#### Problem statement
Print all the data, keeping every line exactly as it is.

#### Records for this task
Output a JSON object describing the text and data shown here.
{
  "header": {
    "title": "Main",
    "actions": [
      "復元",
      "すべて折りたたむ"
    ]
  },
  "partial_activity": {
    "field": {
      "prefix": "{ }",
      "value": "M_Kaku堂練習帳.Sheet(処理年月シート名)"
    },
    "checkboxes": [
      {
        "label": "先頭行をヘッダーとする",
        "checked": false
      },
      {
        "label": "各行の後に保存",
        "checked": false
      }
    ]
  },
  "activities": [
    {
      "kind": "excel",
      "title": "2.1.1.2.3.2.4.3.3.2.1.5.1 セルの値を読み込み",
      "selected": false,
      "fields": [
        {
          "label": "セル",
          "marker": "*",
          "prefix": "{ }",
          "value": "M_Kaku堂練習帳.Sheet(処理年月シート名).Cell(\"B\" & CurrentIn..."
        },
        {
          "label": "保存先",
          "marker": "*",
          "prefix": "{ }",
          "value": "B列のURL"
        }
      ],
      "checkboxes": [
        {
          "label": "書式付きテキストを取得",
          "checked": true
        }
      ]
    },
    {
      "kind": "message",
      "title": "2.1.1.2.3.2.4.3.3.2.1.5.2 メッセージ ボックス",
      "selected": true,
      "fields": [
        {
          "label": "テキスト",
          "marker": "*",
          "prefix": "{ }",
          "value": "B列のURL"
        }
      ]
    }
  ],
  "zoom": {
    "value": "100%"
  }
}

#### Exercise output
Output a JSON object describing the text and data shown here.
{
  "header": {
    "title": "Main",
    "actions": [
      "復元",
      "すべて折りたたむ"
    ]
  },
  "partial_activity": {
    "field": {
      "prefix": "{ }",
      "value": "M_Kaku堂練習帳.Sheet(処理年月シート名)"
    },
    "checkboxes": [
      {
        "label": "先頭行をヘッダーとする",
        "checked": false
      },
      {
        "label": "各行の後に保存",
        "checked": false
      }
    ]
  },
  "activities": [
    {
      "kind": "excel",
      "title": "2.1.1.2.3.2.4.3.3.2.1.5.1 セルの値を読み込み",
      "selected": false,
      "fields": [
        {
          "label": "セル",
          "marker": "*",
          "prefix": "{ }",
          "value": "M_Kaku堂練習帳.Sheet(処理年月シート名).Cell(\"B\" & CurrentIn..."
        },
        {
          "label": "保存先",
          "marker": "*",
          "prefix": "{ }",
          "value": "B列のURL"
        }
      ],
      "checkboxes": [
        {
          "label": "書式付きテキストを取得",
          "checked": true
        }
      ]
    },
    {
      "kind": "message",
      "title": "2.1.1.2.3.2.4.3.3.2.1.5.2 メッセージ ボックス",
      "selected": true,
      "fields": [
        {
          "label": "テキスト",
          "marker": "*",
          "prefix": "{ }",
          "value": "B列のURL"
        }
      ]
    }
  ],
  "zoom": {
    "value": "100%"
  }
}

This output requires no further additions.